- [Requirements]: From the listing below, select every line where the word "país" appears.

--- START OF Entries shown ---

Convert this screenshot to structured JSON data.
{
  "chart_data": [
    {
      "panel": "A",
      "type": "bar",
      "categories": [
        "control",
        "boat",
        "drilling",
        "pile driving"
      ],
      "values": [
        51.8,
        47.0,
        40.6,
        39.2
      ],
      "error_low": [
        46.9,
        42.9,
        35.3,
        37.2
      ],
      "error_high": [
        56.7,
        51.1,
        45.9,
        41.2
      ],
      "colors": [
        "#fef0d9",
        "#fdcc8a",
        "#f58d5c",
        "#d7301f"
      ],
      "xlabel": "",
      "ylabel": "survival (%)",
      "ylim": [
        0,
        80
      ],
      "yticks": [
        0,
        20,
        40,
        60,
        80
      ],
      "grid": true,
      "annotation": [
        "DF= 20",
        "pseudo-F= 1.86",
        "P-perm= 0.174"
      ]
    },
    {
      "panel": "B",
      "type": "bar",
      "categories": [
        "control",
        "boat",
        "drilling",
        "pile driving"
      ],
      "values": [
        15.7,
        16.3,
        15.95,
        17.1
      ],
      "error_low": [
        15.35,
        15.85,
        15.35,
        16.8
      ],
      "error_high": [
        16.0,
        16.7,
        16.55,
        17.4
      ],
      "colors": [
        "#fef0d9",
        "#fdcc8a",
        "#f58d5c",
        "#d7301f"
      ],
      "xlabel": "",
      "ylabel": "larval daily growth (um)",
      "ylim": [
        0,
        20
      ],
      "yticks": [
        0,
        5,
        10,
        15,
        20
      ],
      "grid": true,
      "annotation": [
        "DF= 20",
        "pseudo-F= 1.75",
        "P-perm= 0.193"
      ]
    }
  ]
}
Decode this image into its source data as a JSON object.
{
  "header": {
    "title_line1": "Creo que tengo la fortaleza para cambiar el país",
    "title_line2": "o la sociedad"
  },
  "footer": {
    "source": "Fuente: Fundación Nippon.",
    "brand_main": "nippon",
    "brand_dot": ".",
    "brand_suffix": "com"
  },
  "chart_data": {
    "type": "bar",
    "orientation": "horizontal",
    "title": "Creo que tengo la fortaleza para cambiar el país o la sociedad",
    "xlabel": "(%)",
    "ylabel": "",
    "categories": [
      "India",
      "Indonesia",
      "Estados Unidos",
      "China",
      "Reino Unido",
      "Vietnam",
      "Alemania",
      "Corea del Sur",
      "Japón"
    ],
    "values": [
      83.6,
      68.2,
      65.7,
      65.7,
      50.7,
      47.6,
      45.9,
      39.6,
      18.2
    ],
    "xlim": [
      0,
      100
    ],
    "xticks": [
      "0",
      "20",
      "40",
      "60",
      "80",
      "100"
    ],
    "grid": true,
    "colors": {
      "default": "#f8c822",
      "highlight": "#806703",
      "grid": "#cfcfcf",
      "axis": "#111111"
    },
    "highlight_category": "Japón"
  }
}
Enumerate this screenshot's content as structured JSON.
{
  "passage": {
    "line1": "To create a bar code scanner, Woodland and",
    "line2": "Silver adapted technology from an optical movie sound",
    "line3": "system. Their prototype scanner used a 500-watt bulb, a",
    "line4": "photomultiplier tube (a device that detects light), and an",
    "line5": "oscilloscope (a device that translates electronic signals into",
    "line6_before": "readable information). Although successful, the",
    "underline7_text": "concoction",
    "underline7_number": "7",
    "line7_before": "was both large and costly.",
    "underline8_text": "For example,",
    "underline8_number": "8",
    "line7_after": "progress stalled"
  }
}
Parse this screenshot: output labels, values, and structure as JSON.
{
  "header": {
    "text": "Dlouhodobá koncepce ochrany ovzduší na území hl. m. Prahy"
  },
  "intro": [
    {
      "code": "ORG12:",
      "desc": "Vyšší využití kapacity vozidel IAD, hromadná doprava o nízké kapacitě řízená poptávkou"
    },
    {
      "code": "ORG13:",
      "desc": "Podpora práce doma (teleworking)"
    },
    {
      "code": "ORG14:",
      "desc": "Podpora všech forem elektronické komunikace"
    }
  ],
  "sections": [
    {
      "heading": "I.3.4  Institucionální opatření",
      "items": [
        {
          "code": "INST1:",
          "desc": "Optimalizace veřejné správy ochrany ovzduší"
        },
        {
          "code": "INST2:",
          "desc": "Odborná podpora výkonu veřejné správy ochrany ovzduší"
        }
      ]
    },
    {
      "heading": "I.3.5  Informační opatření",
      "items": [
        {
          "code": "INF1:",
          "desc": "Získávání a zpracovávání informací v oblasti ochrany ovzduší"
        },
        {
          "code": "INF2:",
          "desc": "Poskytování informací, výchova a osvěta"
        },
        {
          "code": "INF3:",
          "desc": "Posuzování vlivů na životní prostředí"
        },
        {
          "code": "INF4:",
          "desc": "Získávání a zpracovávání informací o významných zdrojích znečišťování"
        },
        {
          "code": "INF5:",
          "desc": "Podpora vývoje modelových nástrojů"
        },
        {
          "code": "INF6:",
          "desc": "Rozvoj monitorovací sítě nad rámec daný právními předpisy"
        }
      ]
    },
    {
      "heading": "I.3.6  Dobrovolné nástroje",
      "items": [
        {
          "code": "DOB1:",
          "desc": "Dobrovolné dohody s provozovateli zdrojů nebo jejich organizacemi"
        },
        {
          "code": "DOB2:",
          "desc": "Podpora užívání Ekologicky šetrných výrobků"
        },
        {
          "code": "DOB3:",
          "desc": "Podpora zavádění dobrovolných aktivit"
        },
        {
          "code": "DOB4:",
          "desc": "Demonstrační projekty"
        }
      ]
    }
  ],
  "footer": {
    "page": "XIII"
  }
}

--- END OF Entries shown ---

- [Output]:
    "title_line1": "Creo que tengo la fortaleza para cambiar el país",
    "title": "Creo que tengo la fortaleza para cambiar el país o la sociedad",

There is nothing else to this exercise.